Given task »
Every line holding the string "future" should be gathered.

[Data listing]

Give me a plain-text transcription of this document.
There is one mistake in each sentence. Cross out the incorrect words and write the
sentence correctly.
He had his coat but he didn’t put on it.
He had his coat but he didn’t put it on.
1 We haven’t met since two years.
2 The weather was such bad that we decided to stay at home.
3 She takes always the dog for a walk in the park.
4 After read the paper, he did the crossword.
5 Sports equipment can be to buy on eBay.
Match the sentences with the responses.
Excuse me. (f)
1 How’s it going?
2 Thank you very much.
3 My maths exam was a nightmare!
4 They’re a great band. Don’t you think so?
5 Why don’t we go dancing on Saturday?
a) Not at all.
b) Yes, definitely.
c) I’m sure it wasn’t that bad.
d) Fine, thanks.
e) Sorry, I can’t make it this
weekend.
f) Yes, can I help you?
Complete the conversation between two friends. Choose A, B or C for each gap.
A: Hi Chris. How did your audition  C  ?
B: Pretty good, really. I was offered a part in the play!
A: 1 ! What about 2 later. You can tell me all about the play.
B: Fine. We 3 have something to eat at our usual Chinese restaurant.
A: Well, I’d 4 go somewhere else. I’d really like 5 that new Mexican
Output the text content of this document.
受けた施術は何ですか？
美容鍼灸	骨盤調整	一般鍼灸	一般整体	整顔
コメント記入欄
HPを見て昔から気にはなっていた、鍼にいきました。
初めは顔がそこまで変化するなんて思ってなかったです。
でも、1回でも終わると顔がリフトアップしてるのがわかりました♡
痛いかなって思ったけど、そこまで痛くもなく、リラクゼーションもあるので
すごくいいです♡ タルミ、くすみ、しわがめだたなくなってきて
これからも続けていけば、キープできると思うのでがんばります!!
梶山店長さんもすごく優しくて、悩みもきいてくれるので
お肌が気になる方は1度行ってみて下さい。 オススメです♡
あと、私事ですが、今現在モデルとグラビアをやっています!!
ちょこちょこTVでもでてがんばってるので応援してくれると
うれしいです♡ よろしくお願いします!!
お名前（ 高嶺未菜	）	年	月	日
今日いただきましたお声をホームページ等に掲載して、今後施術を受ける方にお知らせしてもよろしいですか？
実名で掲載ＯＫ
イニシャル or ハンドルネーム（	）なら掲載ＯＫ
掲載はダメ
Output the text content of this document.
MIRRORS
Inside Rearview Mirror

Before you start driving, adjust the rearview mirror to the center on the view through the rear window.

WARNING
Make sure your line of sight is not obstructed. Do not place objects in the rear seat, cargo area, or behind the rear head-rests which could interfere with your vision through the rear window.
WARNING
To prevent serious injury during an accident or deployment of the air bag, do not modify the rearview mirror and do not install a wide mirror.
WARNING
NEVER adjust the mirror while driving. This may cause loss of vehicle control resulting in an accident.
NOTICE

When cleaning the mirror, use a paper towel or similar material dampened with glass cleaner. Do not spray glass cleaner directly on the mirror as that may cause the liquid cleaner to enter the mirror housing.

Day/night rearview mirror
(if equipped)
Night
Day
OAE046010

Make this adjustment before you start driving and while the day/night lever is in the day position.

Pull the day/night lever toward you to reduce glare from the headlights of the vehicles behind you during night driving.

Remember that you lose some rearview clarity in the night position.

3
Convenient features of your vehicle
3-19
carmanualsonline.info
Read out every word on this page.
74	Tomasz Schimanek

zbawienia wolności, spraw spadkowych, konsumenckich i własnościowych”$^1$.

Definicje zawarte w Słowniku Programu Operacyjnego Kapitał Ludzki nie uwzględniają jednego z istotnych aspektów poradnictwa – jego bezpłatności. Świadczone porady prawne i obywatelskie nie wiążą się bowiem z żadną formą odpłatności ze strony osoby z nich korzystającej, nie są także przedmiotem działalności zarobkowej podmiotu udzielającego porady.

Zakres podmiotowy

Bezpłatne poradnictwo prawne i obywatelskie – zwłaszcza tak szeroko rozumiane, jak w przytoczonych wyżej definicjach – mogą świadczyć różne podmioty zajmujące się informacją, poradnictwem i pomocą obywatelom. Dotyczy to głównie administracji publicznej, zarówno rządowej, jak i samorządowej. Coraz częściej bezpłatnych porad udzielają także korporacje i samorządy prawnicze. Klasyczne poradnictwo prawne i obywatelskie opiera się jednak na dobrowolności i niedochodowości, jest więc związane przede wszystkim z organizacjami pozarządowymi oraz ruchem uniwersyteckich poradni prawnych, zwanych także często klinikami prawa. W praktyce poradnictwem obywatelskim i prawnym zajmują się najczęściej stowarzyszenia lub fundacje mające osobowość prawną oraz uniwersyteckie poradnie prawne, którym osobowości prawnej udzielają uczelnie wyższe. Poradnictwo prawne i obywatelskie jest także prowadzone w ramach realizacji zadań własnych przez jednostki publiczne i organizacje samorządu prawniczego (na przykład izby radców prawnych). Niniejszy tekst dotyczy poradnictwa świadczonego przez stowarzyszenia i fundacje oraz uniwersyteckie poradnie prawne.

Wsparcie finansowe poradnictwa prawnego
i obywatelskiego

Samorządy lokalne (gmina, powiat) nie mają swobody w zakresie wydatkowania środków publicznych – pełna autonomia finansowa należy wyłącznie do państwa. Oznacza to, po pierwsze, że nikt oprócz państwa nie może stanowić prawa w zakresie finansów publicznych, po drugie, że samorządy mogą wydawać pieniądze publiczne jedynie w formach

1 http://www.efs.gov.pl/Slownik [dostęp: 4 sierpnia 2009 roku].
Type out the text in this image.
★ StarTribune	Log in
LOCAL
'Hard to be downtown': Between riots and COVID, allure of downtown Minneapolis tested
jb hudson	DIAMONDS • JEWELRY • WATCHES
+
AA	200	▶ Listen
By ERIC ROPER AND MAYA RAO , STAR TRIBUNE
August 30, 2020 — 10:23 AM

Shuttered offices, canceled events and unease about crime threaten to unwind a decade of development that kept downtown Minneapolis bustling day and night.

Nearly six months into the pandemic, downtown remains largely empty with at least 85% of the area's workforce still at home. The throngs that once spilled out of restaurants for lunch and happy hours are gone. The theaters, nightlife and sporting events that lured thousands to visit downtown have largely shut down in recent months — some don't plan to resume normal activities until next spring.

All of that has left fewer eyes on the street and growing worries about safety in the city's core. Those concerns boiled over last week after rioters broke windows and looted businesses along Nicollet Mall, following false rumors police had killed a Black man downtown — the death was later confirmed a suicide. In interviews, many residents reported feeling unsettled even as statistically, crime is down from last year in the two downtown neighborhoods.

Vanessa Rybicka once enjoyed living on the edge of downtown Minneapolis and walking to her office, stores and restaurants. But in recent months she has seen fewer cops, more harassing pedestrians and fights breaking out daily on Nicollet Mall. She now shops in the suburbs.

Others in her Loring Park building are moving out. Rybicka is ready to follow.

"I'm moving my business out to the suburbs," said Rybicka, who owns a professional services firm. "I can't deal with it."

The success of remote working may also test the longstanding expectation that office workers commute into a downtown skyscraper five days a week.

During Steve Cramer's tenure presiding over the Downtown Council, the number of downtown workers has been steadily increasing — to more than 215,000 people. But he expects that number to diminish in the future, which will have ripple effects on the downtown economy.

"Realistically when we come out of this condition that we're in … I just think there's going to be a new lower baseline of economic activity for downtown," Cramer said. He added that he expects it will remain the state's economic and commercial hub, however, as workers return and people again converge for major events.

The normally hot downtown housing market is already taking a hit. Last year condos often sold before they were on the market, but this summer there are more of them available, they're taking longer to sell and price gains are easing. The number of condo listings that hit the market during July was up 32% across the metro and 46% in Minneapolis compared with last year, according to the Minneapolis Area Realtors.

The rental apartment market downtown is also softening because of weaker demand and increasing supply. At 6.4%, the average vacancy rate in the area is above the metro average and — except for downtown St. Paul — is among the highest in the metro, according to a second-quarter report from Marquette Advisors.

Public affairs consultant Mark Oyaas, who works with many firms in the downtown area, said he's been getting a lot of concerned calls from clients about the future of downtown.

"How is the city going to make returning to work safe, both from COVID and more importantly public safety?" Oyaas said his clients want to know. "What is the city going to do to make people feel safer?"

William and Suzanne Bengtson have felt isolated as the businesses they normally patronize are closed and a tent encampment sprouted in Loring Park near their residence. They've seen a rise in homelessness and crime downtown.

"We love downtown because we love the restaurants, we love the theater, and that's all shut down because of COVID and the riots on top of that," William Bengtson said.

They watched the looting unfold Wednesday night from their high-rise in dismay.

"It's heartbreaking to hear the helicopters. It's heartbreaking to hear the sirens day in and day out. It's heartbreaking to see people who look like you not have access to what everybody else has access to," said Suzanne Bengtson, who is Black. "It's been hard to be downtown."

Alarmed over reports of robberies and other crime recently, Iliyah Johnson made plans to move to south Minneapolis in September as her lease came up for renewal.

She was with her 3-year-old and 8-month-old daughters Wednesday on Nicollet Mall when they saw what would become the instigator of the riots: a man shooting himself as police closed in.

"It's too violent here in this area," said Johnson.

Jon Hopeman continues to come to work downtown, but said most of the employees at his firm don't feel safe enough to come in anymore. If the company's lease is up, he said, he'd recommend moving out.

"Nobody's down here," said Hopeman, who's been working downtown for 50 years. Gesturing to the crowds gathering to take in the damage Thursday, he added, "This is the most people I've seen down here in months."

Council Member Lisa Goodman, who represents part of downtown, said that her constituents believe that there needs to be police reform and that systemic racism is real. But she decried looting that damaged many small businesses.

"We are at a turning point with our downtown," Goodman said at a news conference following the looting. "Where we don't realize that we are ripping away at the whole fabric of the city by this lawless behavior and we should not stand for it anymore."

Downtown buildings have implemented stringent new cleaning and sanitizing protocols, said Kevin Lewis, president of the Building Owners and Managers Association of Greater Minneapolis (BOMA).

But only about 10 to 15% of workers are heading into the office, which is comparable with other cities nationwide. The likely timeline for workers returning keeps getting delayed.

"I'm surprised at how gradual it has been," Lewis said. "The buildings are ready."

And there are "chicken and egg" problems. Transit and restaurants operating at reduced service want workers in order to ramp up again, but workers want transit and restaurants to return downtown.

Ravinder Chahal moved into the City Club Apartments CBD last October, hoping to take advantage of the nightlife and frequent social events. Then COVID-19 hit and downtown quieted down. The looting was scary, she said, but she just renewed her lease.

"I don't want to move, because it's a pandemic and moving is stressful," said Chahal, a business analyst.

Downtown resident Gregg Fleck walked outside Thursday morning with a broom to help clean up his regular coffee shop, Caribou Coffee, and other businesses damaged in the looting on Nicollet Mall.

Task result »
During Steve Cramer's tenure presiding over the Downtown Council, the number of downtown workers has been steadily increasing — to more than 215,000 people. But he expects that number to diminish in the future, which will have ripple effects on the downtown economy.
Public affairs consultant Mark Oyaas, who works with many firms in the downtown area, said he's been getting a lot of concerned calls from clients about the future of downtown.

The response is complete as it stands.